TASK = Below are the records; locate each line with the word "across" and copy it.

INFORMATION PROVIDED start

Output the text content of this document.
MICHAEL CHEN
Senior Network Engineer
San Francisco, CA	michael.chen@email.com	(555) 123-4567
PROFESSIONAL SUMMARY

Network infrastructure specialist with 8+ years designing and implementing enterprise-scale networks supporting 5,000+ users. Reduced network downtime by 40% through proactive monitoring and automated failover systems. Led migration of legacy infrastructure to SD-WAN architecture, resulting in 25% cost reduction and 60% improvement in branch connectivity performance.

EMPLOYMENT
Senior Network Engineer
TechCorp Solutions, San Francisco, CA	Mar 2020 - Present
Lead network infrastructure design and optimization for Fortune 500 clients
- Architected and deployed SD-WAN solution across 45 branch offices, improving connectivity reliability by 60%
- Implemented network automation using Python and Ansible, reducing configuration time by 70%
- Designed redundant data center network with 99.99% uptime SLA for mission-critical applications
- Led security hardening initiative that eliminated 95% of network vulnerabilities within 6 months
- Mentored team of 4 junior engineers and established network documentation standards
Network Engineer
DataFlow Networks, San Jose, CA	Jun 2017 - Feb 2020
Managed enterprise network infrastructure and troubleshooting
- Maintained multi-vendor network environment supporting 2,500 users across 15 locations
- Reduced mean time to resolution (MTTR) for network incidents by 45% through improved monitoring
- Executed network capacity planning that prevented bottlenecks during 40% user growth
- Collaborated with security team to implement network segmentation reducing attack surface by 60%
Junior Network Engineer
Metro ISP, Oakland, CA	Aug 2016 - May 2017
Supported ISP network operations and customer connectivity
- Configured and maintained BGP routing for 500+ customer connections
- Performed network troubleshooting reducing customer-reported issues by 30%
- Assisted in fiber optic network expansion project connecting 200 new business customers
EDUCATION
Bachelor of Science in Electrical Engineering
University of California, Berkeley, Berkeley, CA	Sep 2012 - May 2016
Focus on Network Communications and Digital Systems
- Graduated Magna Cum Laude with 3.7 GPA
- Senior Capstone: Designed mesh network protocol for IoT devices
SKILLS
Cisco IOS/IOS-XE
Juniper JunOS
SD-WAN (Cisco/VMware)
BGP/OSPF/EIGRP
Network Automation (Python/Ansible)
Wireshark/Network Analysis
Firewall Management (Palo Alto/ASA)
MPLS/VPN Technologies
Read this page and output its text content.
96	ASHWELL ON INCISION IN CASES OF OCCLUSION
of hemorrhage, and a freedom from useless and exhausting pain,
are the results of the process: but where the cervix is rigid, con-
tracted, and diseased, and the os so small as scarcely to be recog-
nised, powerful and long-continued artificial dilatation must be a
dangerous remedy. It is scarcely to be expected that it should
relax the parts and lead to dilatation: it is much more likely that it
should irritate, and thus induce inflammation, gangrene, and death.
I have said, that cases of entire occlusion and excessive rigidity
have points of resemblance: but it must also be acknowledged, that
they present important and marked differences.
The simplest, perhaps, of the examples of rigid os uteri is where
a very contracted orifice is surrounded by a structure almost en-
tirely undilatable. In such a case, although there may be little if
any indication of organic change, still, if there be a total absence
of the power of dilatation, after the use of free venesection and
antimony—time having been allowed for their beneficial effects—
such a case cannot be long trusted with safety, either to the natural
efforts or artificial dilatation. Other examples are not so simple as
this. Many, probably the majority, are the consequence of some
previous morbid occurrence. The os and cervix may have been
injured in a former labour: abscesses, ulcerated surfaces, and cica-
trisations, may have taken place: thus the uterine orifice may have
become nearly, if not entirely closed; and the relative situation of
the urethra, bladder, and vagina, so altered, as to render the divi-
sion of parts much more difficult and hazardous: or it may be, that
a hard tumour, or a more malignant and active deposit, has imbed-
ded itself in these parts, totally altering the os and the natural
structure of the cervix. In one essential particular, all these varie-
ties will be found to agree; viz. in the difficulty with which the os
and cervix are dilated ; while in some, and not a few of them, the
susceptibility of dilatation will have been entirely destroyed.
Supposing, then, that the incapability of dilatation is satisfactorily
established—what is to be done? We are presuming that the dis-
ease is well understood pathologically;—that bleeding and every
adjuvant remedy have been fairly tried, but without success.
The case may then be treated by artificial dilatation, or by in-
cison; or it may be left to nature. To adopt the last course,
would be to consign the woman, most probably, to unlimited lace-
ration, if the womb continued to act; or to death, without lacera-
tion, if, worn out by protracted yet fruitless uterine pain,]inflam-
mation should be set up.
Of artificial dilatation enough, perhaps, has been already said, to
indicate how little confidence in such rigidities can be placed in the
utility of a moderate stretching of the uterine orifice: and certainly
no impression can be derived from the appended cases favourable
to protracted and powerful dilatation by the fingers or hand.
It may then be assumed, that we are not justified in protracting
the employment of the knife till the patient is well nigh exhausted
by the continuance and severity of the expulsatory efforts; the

INFORMATION PROVIDED end

ANSWER TO THE EXERCISE =
- Architected and deployed SD-WAN solution across 45 branch offices, improving connectivity reliability by 60%
- Maintained multi-vendor network environment supporting 2,500 users across 15 locations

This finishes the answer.